Retype each entry below, keeping every character the same.
··· Supplied entries
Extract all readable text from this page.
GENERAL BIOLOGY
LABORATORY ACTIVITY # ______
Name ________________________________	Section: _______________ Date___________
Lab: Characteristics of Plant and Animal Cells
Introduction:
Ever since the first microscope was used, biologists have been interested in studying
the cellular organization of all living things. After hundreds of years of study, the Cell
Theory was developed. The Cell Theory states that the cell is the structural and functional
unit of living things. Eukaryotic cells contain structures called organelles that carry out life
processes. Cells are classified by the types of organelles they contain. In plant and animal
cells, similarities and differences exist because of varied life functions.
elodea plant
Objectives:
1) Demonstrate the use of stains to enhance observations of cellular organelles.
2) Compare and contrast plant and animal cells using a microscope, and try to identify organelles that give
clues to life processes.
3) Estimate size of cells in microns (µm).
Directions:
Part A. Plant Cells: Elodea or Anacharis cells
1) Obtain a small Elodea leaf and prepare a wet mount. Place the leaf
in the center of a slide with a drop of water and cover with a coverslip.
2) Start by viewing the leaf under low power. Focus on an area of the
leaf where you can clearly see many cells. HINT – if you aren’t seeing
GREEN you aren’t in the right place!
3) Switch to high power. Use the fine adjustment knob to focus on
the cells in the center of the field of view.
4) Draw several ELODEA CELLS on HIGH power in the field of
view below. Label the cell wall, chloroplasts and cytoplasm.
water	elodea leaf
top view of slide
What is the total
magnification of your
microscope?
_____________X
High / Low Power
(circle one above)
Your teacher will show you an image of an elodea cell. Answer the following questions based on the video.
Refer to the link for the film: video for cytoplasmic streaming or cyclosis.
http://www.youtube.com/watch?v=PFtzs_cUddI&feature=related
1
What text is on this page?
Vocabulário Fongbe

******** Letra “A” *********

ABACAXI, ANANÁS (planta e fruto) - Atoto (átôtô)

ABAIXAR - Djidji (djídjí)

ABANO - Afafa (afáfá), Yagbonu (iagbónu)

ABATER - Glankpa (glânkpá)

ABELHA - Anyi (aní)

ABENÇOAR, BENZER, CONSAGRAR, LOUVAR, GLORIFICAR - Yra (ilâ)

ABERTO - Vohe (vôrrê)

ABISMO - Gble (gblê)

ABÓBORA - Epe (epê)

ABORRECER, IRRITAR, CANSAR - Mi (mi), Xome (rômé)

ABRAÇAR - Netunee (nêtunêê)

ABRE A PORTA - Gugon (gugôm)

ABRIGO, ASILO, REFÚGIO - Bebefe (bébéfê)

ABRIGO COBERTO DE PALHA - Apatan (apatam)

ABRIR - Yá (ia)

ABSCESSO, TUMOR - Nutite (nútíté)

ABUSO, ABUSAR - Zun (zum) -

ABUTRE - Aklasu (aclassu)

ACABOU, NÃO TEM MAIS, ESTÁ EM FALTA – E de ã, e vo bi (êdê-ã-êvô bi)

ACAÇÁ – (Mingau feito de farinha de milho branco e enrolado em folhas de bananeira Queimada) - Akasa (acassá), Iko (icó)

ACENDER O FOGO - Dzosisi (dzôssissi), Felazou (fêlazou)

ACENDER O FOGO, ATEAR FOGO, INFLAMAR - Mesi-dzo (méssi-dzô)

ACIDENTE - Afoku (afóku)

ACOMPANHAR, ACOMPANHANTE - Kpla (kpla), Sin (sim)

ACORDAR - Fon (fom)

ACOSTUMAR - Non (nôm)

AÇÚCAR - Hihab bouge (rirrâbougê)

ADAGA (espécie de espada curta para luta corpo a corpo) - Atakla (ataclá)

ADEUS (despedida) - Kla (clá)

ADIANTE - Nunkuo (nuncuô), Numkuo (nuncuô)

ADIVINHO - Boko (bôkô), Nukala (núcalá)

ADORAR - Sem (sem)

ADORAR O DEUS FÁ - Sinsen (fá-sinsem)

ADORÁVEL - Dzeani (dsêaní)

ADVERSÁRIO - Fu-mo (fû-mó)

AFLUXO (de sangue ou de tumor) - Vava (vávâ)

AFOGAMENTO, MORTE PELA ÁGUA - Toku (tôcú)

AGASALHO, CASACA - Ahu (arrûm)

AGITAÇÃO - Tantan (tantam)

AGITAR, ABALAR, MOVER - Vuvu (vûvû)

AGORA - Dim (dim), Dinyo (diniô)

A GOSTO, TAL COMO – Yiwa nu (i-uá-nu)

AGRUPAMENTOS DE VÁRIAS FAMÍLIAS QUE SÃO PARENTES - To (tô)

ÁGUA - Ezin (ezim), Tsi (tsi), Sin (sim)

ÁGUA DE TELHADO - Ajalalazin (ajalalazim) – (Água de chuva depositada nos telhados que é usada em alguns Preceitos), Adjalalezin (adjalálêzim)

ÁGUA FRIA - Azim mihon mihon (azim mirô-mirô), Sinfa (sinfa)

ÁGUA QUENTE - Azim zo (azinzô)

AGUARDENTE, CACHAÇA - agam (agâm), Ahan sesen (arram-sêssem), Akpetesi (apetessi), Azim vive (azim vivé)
······
Result for this task:
Extract all readable text from this page.
GENERAL BIOLOGY
LABORATORY ACTIVITY # ______
Name ________________________________	Section: _______________ Date___________
Lab: Characteristics of Plant and Animal Cells
Introduction:
Ever since the first microscope was used, biologists have been interested in studying
the cellular organization of all living things. After hundreds of years of study, the Cell
Theory was developed. The Cell Theory states that the cell is the structural and functional
unit of living things. Eukaryotic cells contain structures called organelles that carry out life
processes. Cells are classified by the types of organelles they contain. In plant and animal
cells, similarities and differences exist because of varied life functions.
elodea plant
Objectives:
1) Demonstrate the use of stains to enhance observations of cellular organelles.
2) Compare and contrast plant and animal cells using a microscope, and try to identify organelles that give
clues to life processes.
3) Estimate size of cells in microns (µm).
Directions:
Part A. Plant Cells: Elodea or Anacharis cells
1) Obtain a small Elodea leaf and prepare a wet mount. Place the leaf
in the center of a slide with a drop of water and cover with a coverslip.
2) Start by viewing the leaf under low power. Focus on an area of the
leaf where you can clearly see many cells. HINT – if you aren’t seeing
GREEN you aren’t in the right place!
3) Switch to high power. Use the fine adjustment knob to focus on
the cells in the center of the field of view.
4) Draw several ELODEA CELLS on HIGH power in the field of
view below. Label the cell wall, chloroplasts and cytoplasm.
water	elodea leaf
top view of slide
What is the total
magnification of your
microscope?
_____________X
High / Low Power
(circle one above)
Your teacher will show you an image of an elodea cell. Answer the following questions based on the video.
Refer to the link for the film: video for cytoplasmic streaming or cyclosis.
http://www.youtube.com/watch?v=PFtzs_cUddI&feature=related
1
What text is on this page?
Vocabulário Fongbe

******** Letra “A” *********

ABACAXI, ANANÁS (planta e fruto) - Atoto (átôtô)

ABAIXAR - Djidji (djídjí)

ABANO - Afafa (afáfá), Yagbonu (iagbónu)

ABATER - Glankpa (glânkpá)

ABELHA - Anyi (aní)

ABENÇOAR, BENZER, CONSAGRAR, LOUVAR, GLORIFICAR - Yra (ilâ)

ABERTO - Vohe (vôrrê)

ABISMO - Gble (gblê)

ABÓBORA - Epe (epê)

ABORRECER, IRRITAR, CANSAR - Mi (mi), Xome (rômé)

ABRAÇAR - Netunee (nêtunêê)

ABRE A PORTA - Gugon (gugôm)

ABRIGO, ASILO, REFÚGIO - Bebefe (bébéfê)

ABRIGO COBERTO DE PALHA - Apatan (apatam)

ABRIR - Yá (ia)

ABSCESSO, TUMOR - Nutite (nútíté)

ABUSO, ABUSAR - Zun (zum) -

ABUTRE - Aklasu (aclassu)

ACABOU, NÃO TEM MAIS, ESTÁ EM FALTA – E de ã, e vo bi (êdê-ã-êvô bi)

ACAÇÁ – (Mingau feito de farinha de milho branco e enrolado em folhas de bananeira Queimada) - Akasa (acassá), Iko (icó)

ACENDER O FOGO - Dzosisi (dzôssissi), Felazou (fêlazou)

ACENDER O FOGO, ATEAR FOGO, INFLAMAR - Mesi-dzo (méssi-dzô)

ACIDENTE - Afoku (afóku)

ACOMPANHAR, ACOMPANHANTE - Kpla (kpla), Sin (sim)

ACORDAR - Fon (fom)

ACOSTUMAR - Non (nôm)

AÇÚCAR - Hihab bouge (rirrâbougê)

ADAGA (espécie de espada curta para luta corpo a corpo) - Atakla (ataclá)

ADEUS (despedida) - Kla (clá)

ADIANTE - Nunkuo (nuncuô), Numkuo (nuncuô)

ADIVINHO - Boko (bôkô), Nukala (núcalá)

ADORAR - Sem (sem)

ADORAR O DEUS FÁ - Sinsen (fá-sinsem)

ADORÁVEL - Dzeani (dsêaní)

ADVERSÁRIO - Fu-mo (fû-mó)

AFLUXO (de sangue ou de tumor) - Vava (vávâ)

AFOGAMENTO, MORTE PELA ÁGUA - Toku (tôcú)

AGASALHO, CASACA - Ahu (arrûm)

AGITAÇÃO - Tantan (tantam)

AGITAR, ABALAR, MOVER - Vuvu (vûvû)

AGORA - Dim (dim), Dinyo (diniô)

A GOSTO, TAL COMO – Yiwa nu (i-uá-nu)

AGRUPAMENTOS DE VÁRIAS FAMÍLIAS QUE SÃO PARENTES - To (tô)

ÁGUA - Ezin (ezim), Tsi (tsi), Sin (sim)

ÁGUA DE TELHADO - Ajalalazin (ajalalazim) – (Água de chuva depositada nos telhados que é usada em alguns Preceitos), Adjalalezin (adjalálêzim)

ÁGUA FRIA - Azim mihon mihon (azim mirô-mirô), Sinfa (sinfa)

ÁGUA QUENTE - Azim zo (azinzô)

AGUARDENTE, CACHAÇA - agam (agâm), Ahan sesen (arram-sêssem), Akpetesi (apetessi), Azim vive (azim vivé)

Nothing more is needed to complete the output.